I will re-iterate my stance on the GPL and kernel modules:
 
 There is NOTHING in the kernel license that allows modules to be
 non-GPL'd.
 
 The _only_ thing that allows for non-GPL modules is copyright law, and
 in particular the "derived work" issue. A vendor who distributes non-GPL
 modules is _not_ protected by the module interface per se, and should
 feel very confident that they can show in a court of law that the code
 is not derived.
 
 The module interface has NEVER been documented or meant to be a GPL
 barrier. The COPYING clearly states that the system call layer is such a
 barrier, so if you do your work in user land you're not in any way
 beholden to the GPL. The module interfaces are not system calls: there
 are system calls used to _install_ them, but the actual interfaces are
 not.
 
 The original binary-only modules were for things that were pre-existing
 works of code, ie drivers and filesystems ported from other operating
 systems, which thus could clearly be argued to not be derived works, and
 the original limited export table also acted somewhat as a barrier to
 show a level of distance.

Given problem =
Revise the passage on the GPL and kernel modules, starting with "I will re-iterate" and going on through "is not derived.", so that "company" stands in place of "vendor". Work only from the passage on the GPL and kernel modules.

Data provided =

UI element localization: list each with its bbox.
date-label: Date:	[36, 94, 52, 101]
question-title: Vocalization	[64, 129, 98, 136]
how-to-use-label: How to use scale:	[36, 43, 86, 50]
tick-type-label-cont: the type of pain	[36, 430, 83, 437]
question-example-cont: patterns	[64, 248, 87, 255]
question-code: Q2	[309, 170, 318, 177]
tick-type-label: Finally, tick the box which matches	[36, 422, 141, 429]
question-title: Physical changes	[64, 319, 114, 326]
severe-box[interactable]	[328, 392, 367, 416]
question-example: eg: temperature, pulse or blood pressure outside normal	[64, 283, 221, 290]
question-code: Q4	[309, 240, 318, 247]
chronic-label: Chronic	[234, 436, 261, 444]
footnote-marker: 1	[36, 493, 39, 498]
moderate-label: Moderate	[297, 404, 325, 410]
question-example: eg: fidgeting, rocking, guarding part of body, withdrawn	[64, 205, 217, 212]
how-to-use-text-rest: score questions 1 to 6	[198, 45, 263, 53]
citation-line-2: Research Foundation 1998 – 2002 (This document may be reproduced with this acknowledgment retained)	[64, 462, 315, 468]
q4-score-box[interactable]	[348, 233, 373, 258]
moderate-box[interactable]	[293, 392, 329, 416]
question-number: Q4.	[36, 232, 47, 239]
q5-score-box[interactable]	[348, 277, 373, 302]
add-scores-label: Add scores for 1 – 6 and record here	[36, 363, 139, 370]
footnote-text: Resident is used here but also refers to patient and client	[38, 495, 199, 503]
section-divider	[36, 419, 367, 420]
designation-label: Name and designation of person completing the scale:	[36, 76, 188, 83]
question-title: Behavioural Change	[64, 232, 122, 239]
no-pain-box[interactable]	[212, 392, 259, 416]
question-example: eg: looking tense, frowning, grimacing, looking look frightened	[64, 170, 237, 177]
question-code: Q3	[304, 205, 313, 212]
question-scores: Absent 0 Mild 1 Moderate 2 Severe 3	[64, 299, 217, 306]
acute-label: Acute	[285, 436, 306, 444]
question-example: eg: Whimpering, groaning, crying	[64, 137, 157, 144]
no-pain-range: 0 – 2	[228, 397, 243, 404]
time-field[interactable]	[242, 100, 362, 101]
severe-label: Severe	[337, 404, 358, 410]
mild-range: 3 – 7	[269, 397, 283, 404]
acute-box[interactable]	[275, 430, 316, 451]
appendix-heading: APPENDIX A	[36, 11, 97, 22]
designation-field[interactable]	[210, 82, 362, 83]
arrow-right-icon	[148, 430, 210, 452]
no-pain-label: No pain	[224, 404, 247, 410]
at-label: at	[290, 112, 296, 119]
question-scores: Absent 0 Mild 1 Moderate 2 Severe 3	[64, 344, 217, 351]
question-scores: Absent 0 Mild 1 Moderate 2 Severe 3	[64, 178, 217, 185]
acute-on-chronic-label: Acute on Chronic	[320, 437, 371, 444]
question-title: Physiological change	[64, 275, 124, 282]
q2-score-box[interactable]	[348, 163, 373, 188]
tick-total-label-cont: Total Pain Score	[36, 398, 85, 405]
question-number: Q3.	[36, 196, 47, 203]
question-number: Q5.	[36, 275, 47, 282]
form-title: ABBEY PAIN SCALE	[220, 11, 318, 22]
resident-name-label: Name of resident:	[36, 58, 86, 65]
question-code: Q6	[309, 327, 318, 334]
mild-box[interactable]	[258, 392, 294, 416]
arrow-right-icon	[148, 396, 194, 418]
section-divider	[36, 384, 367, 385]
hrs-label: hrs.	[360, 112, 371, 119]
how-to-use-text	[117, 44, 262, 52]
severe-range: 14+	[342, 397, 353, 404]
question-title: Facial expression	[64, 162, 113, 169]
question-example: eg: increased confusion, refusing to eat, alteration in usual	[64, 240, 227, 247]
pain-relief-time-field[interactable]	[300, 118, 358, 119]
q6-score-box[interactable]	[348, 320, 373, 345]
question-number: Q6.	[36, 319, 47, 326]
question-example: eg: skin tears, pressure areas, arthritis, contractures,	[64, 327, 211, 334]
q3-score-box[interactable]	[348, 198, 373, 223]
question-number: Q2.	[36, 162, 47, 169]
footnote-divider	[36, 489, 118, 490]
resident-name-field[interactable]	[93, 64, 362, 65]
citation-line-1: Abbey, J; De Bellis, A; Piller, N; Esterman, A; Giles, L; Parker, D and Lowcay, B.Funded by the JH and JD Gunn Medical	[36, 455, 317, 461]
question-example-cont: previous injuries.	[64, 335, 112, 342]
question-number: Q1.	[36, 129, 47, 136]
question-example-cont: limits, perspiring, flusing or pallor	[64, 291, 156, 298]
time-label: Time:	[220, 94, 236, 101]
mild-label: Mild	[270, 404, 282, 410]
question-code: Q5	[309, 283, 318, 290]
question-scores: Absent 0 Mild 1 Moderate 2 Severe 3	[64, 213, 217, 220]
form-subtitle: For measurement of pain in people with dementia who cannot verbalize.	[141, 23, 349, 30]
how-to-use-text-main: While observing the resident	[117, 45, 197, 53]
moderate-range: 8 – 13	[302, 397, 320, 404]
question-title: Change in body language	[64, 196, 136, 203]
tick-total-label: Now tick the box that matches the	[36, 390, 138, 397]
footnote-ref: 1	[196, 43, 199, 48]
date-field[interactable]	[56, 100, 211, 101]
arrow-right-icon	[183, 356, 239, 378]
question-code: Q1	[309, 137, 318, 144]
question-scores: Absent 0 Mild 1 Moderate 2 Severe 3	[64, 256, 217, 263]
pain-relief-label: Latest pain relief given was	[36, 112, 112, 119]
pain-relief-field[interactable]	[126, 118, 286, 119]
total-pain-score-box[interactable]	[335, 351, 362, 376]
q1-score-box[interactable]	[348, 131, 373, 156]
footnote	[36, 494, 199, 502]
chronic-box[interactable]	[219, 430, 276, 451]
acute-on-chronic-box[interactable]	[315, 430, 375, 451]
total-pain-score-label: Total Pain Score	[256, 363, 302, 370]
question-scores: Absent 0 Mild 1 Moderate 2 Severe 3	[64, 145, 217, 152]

Worked solution =
I will re-iterate my stance on the GPL and kernel modules:
 
 There is NOTHING in the kernel license that allows modules to be
 non-GPL'd.
 
 The _only_ thing that allows for non-GPL modules is copyright law, and
 in particular the "derived work" issue. A company who distributes non-GPL
 modules is _not_ protected by the module interface per se, and should
 feel very confident that they can show in a court of law that the code
 is not derived.